Objective
Transcribe the material in full, exactly as written.

Dataset content
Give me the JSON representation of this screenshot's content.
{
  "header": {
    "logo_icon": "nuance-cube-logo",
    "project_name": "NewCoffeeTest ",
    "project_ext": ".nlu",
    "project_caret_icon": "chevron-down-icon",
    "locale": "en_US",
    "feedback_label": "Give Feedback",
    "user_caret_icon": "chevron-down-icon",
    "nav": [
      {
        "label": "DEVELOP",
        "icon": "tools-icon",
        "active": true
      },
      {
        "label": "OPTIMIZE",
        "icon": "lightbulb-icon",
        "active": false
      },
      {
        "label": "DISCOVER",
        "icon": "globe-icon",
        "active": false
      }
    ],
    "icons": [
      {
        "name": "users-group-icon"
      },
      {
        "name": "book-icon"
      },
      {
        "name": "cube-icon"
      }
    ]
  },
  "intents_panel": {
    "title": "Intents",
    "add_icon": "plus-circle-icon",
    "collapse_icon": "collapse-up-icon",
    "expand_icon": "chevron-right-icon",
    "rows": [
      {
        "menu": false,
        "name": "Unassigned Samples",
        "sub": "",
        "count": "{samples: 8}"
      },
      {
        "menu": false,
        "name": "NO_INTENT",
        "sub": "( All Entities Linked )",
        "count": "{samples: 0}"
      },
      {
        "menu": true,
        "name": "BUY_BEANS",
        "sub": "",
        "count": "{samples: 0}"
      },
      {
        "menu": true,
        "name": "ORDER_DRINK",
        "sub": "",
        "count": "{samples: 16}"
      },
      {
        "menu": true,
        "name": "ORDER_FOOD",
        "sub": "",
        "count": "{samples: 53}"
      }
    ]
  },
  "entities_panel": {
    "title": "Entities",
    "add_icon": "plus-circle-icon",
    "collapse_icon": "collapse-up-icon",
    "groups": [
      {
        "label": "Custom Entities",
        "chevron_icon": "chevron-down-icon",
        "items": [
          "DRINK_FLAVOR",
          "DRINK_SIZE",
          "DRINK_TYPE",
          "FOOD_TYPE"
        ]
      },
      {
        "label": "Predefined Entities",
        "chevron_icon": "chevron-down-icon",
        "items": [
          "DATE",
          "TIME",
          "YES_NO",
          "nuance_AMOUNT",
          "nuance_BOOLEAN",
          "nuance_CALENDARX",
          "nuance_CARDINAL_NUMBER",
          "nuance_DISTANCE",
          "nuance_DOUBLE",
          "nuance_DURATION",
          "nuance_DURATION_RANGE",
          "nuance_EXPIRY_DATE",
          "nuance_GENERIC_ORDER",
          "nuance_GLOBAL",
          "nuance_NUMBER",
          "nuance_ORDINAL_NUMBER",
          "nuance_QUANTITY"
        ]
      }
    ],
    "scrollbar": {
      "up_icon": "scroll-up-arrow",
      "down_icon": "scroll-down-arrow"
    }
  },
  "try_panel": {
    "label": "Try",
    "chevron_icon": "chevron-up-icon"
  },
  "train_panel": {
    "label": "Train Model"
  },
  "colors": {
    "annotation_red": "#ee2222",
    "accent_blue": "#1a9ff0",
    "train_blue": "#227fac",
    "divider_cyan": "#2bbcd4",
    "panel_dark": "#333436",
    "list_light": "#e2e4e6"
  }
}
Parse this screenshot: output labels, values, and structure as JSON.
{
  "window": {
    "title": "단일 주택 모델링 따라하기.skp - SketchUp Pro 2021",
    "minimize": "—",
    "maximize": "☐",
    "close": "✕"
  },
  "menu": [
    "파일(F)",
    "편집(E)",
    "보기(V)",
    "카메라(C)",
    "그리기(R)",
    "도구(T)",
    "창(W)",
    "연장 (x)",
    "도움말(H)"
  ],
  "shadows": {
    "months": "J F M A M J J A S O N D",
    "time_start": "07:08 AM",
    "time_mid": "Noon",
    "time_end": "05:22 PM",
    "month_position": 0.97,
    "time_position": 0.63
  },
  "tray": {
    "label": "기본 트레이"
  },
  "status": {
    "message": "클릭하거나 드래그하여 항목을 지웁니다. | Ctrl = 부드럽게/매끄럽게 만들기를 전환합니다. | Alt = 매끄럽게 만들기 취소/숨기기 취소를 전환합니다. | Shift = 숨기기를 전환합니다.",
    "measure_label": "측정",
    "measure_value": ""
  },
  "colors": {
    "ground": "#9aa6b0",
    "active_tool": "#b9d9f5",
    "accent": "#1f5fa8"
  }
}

Solution to this problem
Give me the JSON representation of this screenshot's content.
{
  "header": {
    "logo_icon": "nuance-cube-logo",
    "project_name": "NewCoffeeTest ",
    "project_ext": ".nlu",
    "project_caret_icon": "chevron-down-icon",
    "locale": "en_US",
    "feedback_label": "Give Feedback",
    "user_caret_icon": "chevron-down-icon",
    "nav": [
      {
        "label": "DEVELOP",
        "icon": "tools-icon",
        "active": true
      },
      {
        "label": "OPTIMIZE",
        "icon": "lightbulb-icon",
        "active": false
      },
      {
        "label": "DISCOVER",
        "icon": "globe-icon",
        "active": false
      }
    ],
    "icons": [
      {
        "name": "users-group-icon"
      },
      {
        "name": "book-icon"
      },
      {
        "name": "cube-icon"
      }
    ]
  },
  "intents_panel": {
    "title": "Intents",
    "add_icon": "plus-circle-icon",
    "collapse_icon": "collapse-up-icon",
    "expand_icon": "chevron-right-icon",
    "rows": [
      {
        "menu": false,
        "name": "Unassigned Samples",
        "sub": "",
        "count": "{samples: 8}"
      },
      {
        "menu": false,
        "name": "NO_INTENT",
        "sub": "( All Entities Linked )",
        "count": "{samples: 0}"
      },
      {
        "menu": true,
        "name": "BUY_BEANS",
        "sub": "",
        "count": "{samples: 0}"
      },
      {
        "menu": true,
        "name": "ORDER_DRINK",
        "sub": "",
        "count": "{samples: 16}"
      },
      {
        "menu": true,
        "name": "ORDER_FOOD",
        "sub": "",
        "count": "{samples: 53}"
      }
    ]
  },
  "entities_panel": {
    "title": "Entities",
    "add_icon": "plus-circle-icon",
    "collapse_icon": "collapse-up-icon",
    "groups": [
      {
        "label": "Custom Entities",
        "chevron_icon": "chevron-down-icon",
        "items": [
          "DRINK_FLAVOR",
          "DRINK_SIZE",
          "DRINK_TYPE",
          "FOOD_TYPE"
        ]
      },
      {
        "label": "Predefined Entities",
        "chevron_icon": "chevron-down-icon",
        "items": [
          "DATE",
          "TIME",
          "YES_NO",
          "nuance_AMOUNT",
          "nuance_BOOLEAN",
          "nuance_CALENDARX",
          "nuance_CARDINAL_NUMBER",
          "nuance_DISTANCE",
          "nuance_DOUBLE",
          "nuance_DURATION",
          "nuance_DURATION_RANGE",
          "nuance_EXPIRY_DATE",
          "nuance_GENERIC_ORDER",
          "nuance_GLOBAL",
          "nuance_NUMBER",
          "nuance_ORDINAL_NUMBER",
          "nuance_QUANTITY"
        ]
      }
    ],
    "scrollbar": {
      "up_icon": "scroll-up-arrow",
      "down_icon": "scroll-down-arrow"
    }
  },
  "try_panel": {
    "label": "Try",
    "chevron_icon": "chevron-up-icon"
  },
  "train_panel": {
    "label": "Train Model"
  },
  "colors": {
    "annotation_red": "#ee2222",
    "accent_blue": "#1a9ff0",
    "train_blue": "#227fac",
    "divider_cyan": "#2bbcd4",
    "panel_dark": "#333436",
    "list_light": "#e2e4e6"
  }
}
Parse this screenshot: output labels, values, and structure as JSON.
{
  "window": {
    "title": "단일 주택 모델링 따라하기.skp - SketchUp Pro 2021",
    "minimize": "—",
    "maximize": "☐",
    "close": "✕"
  },
  "menu": [
    "파일(F)",
    "편집(E)",
    "보기(V)",
    "카메라(C)",
    "그리기(R)",
    "도구(T)",
    "창(W)",
    "연장 (x)",
    "도움말(H)"
  ],
  "shadows": {
    "months": "J F M A M J J A S O N D",
    "time_start": "07:08 AM",
    "time_mid": "Noon",
    "time_end": "05:22 PM",
    "month_position": 0.97,
    "time_position": 0.63
  },
  "tray": {
    "label": "기본 트레이"
  },
  "status": {
    "message": "클릭하거나 드래그하여 항목을 지웁니다. | Ctrl = 부드럽게/매끄럽게 만들기를 전환합니다. | Alt = 매끄럽게 만들기 취소/숨기기 취소를 전환합니다. | Shift = 숨기기를 전환합니다.",
    "measure_label": "측정",
    "measure_value": ""
  },
  "colors": {
    "ground": "#9aa6b0",
    "active_tool": "#b9d9f5",
    "accent": "#1f5fa8"
  }
}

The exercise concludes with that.